Reply only with how many lines contain the word "name".
---------- Dataset content
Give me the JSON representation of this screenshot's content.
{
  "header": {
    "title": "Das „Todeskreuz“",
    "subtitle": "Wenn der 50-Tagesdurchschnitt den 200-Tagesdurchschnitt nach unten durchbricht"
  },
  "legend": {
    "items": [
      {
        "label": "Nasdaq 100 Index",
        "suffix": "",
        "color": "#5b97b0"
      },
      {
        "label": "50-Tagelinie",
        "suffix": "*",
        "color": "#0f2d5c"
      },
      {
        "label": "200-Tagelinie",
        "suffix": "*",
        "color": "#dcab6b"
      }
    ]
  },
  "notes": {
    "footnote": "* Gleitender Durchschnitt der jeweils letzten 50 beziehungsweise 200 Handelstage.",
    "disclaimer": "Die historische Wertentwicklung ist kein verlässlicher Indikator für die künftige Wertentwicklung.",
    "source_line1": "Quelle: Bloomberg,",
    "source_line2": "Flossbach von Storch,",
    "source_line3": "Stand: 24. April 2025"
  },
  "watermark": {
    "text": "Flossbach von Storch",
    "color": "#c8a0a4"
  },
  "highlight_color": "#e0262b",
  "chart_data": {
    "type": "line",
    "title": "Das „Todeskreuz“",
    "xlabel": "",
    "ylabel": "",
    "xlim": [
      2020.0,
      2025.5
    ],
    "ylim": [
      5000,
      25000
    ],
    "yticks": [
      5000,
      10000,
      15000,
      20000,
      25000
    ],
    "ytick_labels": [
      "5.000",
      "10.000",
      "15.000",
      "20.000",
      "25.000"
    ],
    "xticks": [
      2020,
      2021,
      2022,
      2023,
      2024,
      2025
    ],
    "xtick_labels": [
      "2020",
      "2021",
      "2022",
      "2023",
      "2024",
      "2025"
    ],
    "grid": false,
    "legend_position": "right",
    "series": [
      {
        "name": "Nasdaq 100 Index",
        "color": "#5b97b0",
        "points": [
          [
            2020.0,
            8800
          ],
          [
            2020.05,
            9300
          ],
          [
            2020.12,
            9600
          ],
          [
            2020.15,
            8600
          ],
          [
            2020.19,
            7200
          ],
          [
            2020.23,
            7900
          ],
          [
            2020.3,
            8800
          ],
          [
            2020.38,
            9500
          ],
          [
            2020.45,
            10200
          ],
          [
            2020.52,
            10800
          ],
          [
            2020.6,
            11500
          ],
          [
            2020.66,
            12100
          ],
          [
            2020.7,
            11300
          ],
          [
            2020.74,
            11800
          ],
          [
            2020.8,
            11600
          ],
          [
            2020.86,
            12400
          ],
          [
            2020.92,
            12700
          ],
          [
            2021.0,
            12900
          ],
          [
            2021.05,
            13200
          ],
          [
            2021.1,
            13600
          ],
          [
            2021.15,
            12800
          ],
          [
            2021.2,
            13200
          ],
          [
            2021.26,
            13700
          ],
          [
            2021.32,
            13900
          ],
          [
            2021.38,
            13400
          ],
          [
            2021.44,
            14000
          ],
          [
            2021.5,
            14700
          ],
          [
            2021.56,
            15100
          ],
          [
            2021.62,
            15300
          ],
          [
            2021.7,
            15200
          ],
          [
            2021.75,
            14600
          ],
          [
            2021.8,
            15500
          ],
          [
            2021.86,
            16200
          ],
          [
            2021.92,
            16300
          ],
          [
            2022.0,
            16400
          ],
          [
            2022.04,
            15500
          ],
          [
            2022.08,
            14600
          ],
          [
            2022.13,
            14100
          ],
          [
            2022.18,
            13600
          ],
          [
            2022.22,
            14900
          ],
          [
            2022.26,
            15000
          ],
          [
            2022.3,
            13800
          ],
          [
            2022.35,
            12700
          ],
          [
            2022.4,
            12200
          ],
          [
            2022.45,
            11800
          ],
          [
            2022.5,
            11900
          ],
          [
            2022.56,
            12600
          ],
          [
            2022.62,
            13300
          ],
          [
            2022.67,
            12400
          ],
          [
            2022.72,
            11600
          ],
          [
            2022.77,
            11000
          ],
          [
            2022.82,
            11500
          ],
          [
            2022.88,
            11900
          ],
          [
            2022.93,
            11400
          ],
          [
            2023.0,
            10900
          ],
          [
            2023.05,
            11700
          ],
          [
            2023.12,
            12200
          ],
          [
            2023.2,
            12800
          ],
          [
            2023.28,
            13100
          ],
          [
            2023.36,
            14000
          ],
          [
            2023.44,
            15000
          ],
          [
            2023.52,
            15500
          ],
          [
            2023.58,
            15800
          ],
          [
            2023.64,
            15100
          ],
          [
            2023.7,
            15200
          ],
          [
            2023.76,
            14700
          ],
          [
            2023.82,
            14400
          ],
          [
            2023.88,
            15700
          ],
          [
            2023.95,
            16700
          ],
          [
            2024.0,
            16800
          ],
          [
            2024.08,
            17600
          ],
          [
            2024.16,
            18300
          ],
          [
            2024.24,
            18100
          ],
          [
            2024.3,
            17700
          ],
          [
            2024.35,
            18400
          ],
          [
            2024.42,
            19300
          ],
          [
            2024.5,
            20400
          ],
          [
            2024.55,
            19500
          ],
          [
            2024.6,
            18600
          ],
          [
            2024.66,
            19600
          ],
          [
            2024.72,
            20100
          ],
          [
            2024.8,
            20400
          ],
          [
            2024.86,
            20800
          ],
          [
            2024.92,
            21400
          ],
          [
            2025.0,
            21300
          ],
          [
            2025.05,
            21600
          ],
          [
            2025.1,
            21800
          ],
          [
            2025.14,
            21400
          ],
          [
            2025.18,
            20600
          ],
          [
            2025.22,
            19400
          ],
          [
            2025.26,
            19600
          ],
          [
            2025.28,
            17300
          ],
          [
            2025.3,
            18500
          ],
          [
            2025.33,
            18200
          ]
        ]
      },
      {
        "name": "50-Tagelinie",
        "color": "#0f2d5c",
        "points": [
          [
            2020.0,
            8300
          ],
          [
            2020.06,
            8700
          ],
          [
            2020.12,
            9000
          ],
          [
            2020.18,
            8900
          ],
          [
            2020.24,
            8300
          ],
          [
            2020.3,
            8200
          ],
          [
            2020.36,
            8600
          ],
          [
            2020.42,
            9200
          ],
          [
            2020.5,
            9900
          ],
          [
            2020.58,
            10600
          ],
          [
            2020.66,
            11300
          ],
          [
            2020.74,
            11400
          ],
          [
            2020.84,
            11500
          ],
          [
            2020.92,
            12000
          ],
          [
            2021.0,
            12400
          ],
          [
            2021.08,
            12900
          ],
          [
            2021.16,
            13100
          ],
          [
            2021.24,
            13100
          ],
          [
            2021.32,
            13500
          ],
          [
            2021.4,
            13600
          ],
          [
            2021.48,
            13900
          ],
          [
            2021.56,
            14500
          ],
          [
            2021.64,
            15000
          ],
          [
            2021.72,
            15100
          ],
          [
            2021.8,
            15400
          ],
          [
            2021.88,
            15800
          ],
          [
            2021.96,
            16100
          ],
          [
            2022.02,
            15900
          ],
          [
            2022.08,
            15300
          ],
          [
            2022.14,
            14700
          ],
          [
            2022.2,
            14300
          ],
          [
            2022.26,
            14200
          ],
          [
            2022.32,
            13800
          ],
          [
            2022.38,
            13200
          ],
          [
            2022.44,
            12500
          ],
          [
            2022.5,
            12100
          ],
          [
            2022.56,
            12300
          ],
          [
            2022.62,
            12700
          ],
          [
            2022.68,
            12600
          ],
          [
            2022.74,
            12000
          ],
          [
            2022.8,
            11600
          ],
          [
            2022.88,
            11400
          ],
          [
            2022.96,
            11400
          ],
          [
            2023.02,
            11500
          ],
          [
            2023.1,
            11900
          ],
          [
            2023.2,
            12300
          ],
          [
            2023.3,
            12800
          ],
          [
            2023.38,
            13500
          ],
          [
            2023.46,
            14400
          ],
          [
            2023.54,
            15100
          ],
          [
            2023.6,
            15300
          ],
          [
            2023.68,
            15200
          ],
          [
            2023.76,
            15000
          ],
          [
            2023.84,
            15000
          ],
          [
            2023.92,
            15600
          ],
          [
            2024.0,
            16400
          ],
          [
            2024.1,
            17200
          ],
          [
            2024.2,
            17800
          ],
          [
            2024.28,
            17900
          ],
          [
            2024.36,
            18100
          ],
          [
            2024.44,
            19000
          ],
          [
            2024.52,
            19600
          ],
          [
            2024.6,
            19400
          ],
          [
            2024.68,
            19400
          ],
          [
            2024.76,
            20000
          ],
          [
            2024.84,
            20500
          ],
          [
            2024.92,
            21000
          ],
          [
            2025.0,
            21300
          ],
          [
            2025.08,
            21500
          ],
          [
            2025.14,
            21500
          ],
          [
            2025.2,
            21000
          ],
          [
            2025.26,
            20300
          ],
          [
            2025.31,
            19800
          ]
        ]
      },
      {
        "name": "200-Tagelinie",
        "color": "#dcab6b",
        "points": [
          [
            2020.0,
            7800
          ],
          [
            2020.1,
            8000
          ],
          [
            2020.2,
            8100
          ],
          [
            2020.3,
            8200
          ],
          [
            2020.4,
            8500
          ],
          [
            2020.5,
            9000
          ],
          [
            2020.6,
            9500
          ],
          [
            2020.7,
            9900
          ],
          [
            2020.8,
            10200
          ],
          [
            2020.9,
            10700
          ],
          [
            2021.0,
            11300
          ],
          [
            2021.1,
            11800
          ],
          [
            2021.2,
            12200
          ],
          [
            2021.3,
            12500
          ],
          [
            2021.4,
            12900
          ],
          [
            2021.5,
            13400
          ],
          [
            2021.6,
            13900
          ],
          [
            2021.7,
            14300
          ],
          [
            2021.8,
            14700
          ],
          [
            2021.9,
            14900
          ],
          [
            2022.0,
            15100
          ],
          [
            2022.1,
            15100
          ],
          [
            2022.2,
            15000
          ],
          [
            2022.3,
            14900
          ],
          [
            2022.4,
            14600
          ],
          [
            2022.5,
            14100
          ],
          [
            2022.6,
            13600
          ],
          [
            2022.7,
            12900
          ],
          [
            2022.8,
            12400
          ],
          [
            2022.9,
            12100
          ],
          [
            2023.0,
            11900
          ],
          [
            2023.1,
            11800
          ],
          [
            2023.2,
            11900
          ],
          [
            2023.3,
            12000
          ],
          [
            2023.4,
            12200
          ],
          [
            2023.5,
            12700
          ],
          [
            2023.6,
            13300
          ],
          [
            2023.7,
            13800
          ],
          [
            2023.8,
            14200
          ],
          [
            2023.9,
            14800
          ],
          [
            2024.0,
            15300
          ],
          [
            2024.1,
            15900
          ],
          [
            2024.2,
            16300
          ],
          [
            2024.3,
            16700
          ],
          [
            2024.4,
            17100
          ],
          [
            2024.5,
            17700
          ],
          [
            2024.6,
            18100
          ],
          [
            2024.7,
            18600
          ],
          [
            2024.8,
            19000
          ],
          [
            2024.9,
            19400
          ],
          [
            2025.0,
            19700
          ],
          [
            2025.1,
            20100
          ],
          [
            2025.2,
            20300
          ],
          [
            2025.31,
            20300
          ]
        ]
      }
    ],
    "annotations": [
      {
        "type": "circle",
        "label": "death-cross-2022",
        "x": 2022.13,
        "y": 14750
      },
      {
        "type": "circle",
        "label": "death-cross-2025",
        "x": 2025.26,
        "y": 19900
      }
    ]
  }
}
--------------------
The reply =>
3